Task
Which lines include the word "séjour"? Copy each of them.

Data extract
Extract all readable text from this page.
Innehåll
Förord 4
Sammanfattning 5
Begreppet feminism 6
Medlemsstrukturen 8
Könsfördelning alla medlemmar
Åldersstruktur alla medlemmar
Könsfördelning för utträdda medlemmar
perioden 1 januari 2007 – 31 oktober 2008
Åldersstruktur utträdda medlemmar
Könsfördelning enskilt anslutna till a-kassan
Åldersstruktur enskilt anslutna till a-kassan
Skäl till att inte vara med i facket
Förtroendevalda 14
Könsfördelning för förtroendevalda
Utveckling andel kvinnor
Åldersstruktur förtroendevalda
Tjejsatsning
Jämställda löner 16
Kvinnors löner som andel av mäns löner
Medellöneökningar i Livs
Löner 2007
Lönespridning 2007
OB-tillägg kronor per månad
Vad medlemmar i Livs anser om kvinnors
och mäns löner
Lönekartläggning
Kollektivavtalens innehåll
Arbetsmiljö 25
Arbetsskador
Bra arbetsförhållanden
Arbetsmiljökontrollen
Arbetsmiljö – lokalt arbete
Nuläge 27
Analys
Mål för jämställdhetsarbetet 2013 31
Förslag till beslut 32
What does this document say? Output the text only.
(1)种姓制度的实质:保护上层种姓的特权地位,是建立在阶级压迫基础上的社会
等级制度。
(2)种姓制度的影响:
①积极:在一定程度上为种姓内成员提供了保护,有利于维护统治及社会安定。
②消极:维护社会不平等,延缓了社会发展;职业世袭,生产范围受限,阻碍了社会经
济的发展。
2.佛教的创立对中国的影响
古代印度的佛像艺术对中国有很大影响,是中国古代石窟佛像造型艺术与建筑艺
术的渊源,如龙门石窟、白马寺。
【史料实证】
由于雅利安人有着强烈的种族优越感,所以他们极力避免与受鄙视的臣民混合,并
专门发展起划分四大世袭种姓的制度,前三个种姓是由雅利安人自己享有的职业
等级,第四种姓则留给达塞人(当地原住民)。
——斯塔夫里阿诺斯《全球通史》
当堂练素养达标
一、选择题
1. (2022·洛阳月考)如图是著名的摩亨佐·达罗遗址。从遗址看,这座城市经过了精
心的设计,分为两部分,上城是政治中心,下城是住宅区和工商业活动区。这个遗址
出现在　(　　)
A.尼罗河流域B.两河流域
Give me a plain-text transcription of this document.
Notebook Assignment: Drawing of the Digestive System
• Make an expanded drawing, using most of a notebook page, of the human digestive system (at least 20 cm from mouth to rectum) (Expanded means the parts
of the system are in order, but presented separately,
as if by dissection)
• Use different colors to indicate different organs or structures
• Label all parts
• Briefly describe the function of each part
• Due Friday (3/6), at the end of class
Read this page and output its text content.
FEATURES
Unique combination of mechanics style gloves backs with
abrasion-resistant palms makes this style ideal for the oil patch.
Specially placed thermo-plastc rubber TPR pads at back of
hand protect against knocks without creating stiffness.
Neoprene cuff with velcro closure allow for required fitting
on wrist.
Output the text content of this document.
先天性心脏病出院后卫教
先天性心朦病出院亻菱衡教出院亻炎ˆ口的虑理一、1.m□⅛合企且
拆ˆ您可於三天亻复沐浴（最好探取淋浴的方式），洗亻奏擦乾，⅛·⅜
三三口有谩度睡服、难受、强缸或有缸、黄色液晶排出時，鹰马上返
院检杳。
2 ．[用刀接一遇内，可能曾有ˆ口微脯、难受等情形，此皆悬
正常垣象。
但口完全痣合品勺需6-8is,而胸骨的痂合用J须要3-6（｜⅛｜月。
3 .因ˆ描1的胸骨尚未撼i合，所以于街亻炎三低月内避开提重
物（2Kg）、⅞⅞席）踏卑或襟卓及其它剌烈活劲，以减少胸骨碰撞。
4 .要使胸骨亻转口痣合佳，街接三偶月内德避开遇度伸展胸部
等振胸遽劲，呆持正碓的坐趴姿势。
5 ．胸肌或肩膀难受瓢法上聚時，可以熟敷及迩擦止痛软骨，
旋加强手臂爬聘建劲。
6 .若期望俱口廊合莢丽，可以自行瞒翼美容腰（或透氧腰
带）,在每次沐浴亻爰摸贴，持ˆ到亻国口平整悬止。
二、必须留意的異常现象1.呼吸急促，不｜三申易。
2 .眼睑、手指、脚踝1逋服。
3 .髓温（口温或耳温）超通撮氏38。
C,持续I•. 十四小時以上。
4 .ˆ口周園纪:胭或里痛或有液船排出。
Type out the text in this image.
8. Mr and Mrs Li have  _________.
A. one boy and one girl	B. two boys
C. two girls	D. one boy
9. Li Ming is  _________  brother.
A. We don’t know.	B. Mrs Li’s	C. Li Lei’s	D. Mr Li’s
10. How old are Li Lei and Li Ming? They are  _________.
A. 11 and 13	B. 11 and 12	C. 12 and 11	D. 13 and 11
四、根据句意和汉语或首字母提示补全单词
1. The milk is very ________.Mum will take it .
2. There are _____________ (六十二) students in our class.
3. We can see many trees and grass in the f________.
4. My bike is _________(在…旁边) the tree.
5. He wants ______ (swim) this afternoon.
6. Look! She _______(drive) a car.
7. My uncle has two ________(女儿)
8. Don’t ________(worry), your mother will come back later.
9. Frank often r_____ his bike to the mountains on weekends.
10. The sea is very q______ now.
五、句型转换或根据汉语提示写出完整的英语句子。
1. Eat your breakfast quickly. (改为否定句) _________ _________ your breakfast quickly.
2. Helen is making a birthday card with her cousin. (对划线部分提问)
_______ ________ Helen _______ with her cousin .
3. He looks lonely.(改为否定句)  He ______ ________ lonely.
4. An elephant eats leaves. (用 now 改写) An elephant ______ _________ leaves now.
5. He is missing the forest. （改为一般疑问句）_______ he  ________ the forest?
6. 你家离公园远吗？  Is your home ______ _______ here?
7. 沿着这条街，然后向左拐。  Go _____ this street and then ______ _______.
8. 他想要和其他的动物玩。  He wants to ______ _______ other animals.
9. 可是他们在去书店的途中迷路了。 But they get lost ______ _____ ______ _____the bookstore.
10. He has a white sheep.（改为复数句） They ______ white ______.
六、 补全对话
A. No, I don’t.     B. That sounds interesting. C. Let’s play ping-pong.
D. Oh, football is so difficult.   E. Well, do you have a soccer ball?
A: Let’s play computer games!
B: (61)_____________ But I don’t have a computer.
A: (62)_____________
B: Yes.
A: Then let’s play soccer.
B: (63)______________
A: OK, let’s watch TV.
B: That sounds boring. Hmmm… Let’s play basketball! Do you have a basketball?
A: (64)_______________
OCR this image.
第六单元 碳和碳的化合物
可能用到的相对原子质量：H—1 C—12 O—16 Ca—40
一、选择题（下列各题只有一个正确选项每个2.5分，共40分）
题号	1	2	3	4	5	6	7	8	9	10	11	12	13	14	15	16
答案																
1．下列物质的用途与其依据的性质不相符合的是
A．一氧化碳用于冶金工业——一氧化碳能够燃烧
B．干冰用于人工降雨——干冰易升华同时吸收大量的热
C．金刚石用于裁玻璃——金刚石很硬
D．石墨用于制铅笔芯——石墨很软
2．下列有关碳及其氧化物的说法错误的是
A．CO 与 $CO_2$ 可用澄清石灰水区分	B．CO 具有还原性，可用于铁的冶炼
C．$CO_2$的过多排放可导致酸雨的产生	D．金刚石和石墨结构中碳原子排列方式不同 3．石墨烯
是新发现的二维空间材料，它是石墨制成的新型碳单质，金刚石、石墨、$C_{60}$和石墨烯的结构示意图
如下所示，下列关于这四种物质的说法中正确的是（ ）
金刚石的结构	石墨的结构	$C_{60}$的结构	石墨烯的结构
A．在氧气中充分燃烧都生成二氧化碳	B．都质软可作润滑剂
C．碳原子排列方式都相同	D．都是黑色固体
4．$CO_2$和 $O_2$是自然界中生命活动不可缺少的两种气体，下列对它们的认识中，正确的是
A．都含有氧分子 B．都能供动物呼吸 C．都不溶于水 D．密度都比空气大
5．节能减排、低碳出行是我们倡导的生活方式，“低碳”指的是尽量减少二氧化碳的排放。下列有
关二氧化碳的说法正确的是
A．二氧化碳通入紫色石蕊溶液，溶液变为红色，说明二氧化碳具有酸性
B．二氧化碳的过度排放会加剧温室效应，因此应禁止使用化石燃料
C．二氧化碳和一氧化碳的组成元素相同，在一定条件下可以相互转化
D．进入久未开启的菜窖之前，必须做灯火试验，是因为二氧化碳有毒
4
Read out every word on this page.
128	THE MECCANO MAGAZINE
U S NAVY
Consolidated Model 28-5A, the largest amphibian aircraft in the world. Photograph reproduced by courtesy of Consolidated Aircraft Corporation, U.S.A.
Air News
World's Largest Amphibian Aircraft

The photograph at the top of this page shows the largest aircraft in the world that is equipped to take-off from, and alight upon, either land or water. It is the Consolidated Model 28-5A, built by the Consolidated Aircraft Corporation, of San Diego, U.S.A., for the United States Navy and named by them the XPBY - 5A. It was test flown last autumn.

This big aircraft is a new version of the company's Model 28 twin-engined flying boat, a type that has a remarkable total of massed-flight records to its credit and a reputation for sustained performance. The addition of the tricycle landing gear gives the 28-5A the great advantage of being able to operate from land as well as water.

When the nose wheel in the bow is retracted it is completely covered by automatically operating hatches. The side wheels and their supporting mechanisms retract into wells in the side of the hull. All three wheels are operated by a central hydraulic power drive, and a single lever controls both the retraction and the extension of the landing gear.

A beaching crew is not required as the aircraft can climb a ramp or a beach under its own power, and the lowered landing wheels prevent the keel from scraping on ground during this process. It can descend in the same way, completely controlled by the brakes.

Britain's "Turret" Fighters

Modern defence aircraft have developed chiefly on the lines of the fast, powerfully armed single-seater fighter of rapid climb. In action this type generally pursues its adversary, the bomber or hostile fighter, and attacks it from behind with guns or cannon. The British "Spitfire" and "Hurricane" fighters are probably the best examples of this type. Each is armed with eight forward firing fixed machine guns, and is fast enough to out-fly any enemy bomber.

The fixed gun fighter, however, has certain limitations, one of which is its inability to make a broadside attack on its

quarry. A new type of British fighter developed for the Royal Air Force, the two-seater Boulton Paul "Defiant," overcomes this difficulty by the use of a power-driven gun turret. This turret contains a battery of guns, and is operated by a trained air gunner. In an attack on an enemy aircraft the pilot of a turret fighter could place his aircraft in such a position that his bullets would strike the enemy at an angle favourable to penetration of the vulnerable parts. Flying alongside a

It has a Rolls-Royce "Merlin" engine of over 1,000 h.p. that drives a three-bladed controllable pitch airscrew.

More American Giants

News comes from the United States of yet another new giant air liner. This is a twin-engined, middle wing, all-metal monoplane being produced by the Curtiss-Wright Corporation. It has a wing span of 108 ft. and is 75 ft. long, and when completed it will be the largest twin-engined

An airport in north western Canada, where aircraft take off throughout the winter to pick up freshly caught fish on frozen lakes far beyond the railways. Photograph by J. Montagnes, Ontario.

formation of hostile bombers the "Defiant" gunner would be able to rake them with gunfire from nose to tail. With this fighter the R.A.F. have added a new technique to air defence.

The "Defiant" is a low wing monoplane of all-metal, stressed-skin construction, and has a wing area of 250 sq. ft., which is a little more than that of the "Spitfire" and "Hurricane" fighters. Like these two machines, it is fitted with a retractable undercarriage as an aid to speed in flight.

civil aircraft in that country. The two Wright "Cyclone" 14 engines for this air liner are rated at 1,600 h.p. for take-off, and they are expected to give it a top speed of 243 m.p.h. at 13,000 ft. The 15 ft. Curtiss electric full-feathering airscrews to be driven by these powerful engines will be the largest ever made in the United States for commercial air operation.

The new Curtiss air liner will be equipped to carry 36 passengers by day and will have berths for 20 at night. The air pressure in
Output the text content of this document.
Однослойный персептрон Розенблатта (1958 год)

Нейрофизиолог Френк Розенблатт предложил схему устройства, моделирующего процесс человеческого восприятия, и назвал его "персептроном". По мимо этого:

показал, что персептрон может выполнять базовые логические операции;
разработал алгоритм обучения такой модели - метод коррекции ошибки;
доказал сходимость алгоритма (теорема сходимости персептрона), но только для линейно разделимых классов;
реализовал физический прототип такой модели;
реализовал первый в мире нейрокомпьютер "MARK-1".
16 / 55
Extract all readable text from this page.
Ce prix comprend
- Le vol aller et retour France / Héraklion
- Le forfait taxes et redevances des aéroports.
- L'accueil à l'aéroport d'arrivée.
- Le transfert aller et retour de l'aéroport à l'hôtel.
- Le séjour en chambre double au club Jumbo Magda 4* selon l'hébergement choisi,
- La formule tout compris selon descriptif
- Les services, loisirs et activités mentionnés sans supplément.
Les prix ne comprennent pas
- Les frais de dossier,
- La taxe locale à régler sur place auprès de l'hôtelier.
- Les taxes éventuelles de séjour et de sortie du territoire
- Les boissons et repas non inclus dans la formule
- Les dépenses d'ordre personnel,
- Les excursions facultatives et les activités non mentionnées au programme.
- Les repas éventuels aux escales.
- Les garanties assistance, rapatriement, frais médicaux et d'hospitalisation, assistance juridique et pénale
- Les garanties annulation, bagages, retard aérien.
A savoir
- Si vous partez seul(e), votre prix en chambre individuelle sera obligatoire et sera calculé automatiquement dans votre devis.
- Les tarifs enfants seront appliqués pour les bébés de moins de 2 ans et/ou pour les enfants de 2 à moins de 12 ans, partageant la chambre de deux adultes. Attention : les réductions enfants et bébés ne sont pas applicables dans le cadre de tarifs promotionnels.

Solution for this task
- Le séjour en chambre double au club Jumbo Magda 4* selon l'hébergement choisi,
- Les taxes éventuelles de séjour et de sortie du territoire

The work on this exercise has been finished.